_Written request_. Copy out the records precisely, omitting pictures.

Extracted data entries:
▼
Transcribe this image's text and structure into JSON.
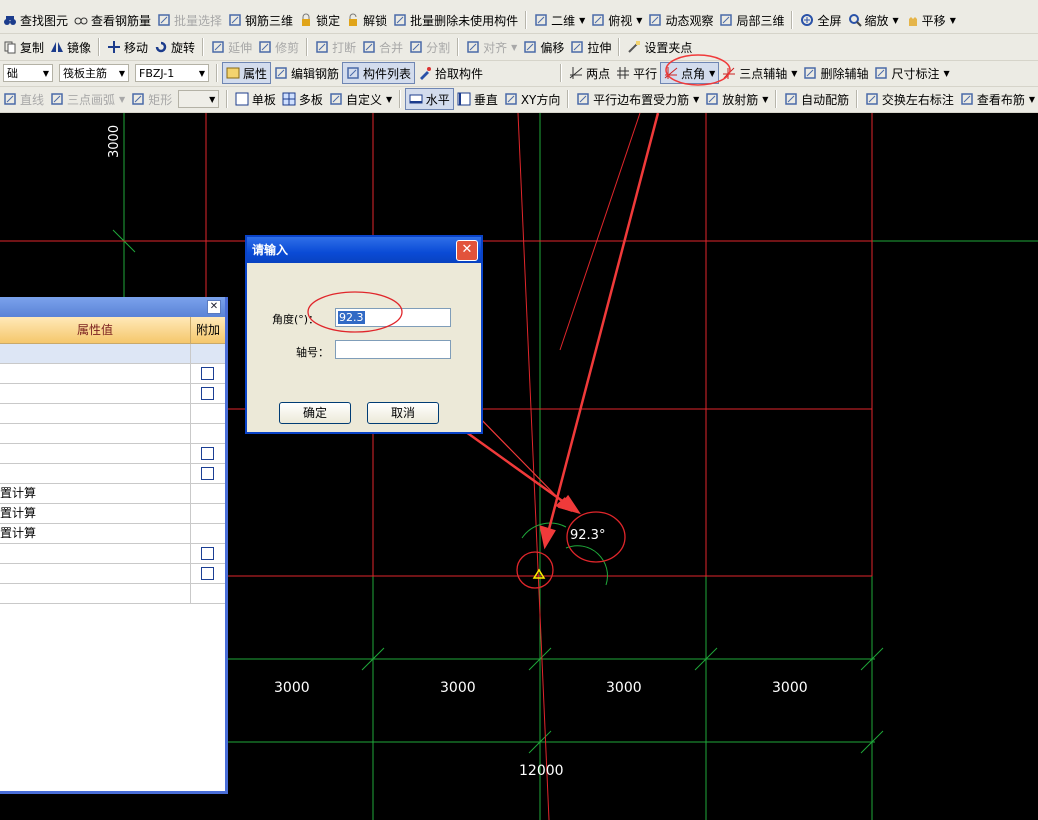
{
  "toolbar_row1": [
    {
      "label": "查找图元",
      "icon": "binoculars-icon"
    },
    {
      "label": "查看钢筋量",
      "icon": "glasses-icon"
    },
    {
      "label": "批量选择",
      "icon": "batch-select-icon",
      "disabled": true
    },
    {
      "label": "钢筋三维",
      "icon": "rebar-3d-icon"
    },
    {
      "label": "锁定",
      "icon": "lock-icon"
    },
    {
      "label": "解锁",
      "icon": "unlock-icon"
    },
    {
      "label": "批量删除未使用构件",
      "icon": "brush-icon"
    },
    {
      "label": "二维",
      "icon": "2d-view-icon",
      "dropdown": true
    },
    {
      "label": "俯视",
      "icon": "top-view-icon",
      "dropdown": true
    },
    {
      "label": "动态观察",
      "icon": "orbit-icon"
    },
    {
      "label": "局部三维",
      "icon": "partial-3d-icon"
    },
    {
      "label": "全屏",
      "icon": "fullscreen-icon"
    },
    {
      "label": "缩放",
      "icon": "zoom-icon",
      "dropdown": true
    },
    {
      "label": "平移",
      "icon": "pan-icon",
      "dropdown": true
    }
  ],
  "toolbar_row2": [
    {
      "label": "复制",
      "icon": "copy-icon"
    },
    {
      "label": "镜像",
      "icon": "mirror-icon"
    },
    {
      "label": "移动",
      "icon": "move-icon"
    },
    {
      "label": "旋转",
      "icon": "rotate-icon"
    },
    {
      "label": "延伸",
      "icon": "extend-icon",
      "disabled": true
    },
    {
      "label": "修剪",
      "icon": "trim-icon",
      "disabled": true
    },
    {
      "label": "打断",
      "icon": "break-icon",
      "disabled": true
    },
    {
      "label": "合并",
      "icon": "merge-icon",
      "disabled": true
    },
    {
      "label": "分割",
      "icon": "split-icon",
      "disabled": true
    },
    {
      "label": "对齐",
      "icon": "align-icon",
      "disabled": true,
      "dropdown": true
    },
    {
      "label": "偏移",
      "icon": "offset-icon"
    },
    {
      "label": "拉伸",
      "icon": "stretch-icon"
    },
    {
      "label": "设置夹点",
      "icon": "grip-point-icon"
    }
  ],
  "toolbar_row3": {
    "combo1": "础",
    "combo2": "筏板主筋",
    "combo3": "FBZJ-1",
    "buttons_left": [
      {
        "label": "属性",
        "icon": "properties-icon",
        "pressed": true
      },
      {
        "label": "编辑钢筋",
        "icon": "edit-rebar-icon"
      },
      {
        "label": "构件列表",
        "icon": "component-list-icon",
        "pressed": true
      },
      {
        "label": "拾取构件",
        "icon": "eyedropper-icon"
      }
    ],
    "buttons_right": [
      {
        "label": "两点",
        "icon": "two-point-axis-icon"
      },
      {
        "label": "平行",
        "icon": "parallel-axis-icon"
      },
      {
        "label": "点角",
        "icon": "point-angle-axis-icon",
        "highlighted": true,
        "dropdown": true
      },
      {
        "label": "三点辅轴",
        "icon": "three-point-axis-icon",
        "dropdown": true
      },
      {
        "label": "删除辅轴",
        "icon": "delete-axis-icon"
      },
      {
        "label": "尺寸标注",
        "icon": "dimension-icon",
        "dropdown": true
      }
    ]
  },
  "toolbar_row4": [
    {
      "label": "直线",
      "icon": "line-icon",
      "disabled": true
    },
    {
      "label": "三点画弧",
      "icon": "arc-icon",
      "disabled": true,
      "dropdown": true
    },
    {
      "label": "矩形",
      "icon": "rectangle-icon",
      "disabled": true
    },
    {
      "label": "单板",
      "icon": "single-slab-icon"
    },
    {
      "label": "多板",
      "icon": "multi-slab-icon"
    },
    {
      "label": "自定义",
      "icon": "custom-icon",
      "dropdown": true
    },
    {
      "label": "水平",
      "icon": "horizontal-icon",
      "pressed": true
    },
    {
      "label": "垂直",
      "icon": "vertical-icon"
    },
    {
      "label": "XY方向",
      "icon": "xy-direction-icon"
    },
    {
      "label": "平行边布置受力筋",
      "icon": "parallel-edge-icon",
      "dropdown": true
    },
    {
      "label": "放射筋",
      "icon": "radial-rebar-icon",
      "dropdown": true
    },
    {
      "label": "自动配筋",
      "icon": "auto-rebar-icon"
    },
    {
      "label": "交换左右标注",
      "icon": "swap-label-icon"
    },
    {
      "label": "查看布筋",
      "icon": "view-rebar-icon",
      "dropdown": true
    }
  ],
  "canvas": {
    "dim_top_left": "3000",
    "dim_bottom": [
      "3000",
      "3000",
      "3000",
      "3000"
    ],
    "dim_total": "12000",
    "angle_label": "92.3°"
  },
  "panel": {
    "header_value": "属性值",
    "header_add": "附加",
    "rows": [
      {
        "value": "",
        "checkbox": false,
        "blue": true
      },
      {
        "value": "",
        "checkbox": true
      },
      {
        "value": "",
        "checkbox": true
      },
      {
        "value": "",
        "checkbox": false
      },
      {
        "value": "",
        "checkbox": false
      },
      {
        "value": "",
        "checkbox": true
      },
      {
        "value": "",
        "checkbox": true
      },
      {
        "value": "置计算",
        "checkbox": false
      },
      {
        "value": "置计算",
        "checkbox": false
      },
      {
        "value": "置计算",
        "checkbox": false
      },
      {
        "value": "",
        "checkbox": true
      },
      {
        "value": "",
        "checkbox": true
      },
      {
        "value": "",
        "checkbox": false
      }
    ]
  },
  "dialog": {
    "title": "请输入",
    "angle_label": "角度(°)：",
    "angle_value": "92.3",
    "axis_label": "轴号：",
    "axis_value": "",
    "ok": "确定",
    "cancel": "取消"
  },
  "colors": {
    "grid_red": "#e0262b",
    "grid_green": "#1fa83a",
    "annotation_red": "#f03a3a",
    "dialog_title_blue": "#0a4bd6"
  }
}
▲
_Solution to the exercise_.
Transcribe this image's text and structure into JSON.
{
  "toolbar_row1": [
    {
      "label": "查找图元",
      "icon": "binoculars-icon"
    },
    {
      "label": "查看钢筋量",
      "icon": "glasses-icon"
    },
    {
      "label": "批量选择",
      "icon": "batch-select-icon",
      "disabled": true
    },
    {
      "label": "钢筋三维",
      "icon": "rebar-3d-icon"
    },
    {
      "label": "锁定",
      "icon": "lock-icon"
    },
    {
      "label": "解锁",
      "icon": "unlock-icon"
    },
    {
      "label": "批量删除未使用构件",
      "icon": "brush-icon"
    },
    {
      "label": "二维",
      "icon": "2d-view-icon",
      "dropdown": true
    },
    {
      "label": "俯视",
      "icon": "top-view-icon",
      "dropdown": true
    },
    {
      "label": "动态观察",
      "icon": "orbit-icon"
    },
    {
      "label": "局部三维",
      "icon": "partial-3d-icon"
    },
    {
      "label": "全屏",
      "icon": "fullscreen-icon"
    },
    {
      "label": "缩放",
      "icon": "zoom-icon",
      "dropdown": true
    },
    {
      "label": "平移",
      "icon": "pan-icon",
      "dropdown": true
    }
  ],
  "toolbar_row2": [
    {
      "label": "复制",
      "icon": "copy-icon"
    },
    {
      "label": "镜像",
      "icon": "mirror-icon"
    },
    {
      "label": "移动",
      "icon": "move-icon"
    },
    {
      "label": "旋转",
      "icon": "rotate-icon"
    },
    {
      "label": "延伸",
      "icon": "extend-icon",
      "disabled": true
    },
    {
      "label": "修剪",
      "icon": "trim-icon",
      "disabled": true
    },
    {
      "label": "打断",
      "icon": "break-icon",
      "disabled": true
    },
    {
      "label": "合并",
      "icon": "merge-icon",
      "disabled": true
    },
    {
      "label": "分割",
      "icon": "split-icon",
      "disabled": true
    },
    {
      "label": "对齐",
      "icon": "align-icon",
      "disabled": true,
      "dropdown": true
    },
    {
      "label": "偏移",
      "icon": "offset-icon"
    },
    {
      "label": "拉伸",
      "icon": "stretch-icon"
    },
    {
      "label": "设置夹点",
      "icon": "grip-point-icon"
    }
  ],
  "toolbar_row3": {
    "combo1": "础",
    "combo2": "筏板主筋",
    "combo3": "FBZJ-1",
    "buttons_left": [
      {
        "label": "属性",
        "icon": "properties-icon",
        "pressed": true
      },
      {
        "label": "编辑钢筋",
        "icon": "edit-rebar-icon"
      },
      {
        "label": "构件列表",
        "icon": "component-list-icon",
        "pressed": true
      },
      {
        "label": "拾取构件",
        "icon": "eyedropper-icon"
      }
    ],
    "buttons_right": [
      {
        "label": "两点",
        "icon": "two-point-axis-icon"
      },
      {
        "label": "平行",
        "icon": "parallel-axis-icon"
      },
      {
        "label": "点角",
        "icon": "point-angle-axis-icon",
        "highlighted": true,
        "dropdown": true
      },
      {
        "label": "三点辅轴",
        "icon": "three-point-axis-icon",
        "dropdown": true
      },
      {
        "label": "删除辅轴",
        "icon": "delete-axis-icon"
      },
      {
        "label": "尺寸标注",
        "icon": "dimension-icon",
        "dropdown": true
      }
    ]
  },
  "toolbar_row4": [
    {
      "label": "直线",
      "icon": "line-icon",
      "disabled": true
    },
    {
      "label": "三点画弧",
      "icon": "arc-icon",
      "disabled": true,
      "dropdown": true
    },
    {
      "label": "矩形",
      "icon": "rectangle-icon",
      "disabled": true
    },
    {
      "label": "单板",
      "icon": "single-slab-icon"
    },
    {
      "label": "多板",
      "icon": "multi-slab-icon"
    },
    {
      "label": "自定义",
      "icon": "custom-icon",
      "dropdown": true
    },
    {
      "label": "水平",
      "icon": "horizontal-icon",
      "pressed": true
    },
    {
      "label": "垂直",
      "icon": "vertical-icon"
    },
    {
      "label": "XY方向",
      "icon": "xy-direction-icon"
    },
    {
      "label": "平行边布置受力筋",
      "icon": "parallel-edge-icon",
      "dropdown": true
    },
    {
      "label": "放射筋",
      "icon": "radial-rebar-icon",
      "dropdown": true
    },
    {
      "label": "自动配筋",
      "icon": "auto-rebar-icon"
    },
    {
      "label": "交换左右标注",
      "icon": "swap-label-icon"
    },
    {
      "label": "查看布筋",
      "icon": "view-rebar-icon",
      "dropdown": true
    }
  ],
  "canvas": {
    "dim_top_left": "3000",
    "dim_bottom": [
      "3000",
      "3000",
      "3000",
      "3000"
    ],
    "dim_total": "12000",
    "angle_label": "92.3°"
  },
  "panel": {
    "header_value": "属性值",
    "header_add": "附加",
    "rows": [
      {
        "value": "",
        "checkbox": false,
        "blue": true
      },
      {
        "value": "",
        "checkbox": true
      },
      {
        "value": "",
        "checkbox": true
      },
      {
        "value": "",
        "checkbox": false
      },
      {
        "value": "",
        "checkbox": false
      },
      {
        "value": "",
        "checkbox": true
      },
      {
        "value": "",
        "checkbox": true
      },
      {
        "value": "置计算",
        "checkbox": false
      },
      {
        "value": "置计算",
        "checkbox": false
      },
      {
        "value": "置计算",
        "checkbox": false
      },
      {
        "value": "",
        "checkbox": true
      },
      {
        "value": "",
        "checkbox": true
      },
      {
        "value": "",
        "checkbox": false
      }
    ]
  },
  "dialog": {
    "title": "请输入",
    "angle_label": "角度(°)：",
    "angle_value": "92.3",
    "axis_label": "轴号：",
    "axis_value": "",
    "ok": "确定",
    "cancel": "取消"
  },
  "colors": {
    "grid_red": "#e0262b",
    "grid_green": "#1fa83a",
    "annotation_red": "#f03a3a",
    "dialog_title_blue": "#0a4bd6"
  }
}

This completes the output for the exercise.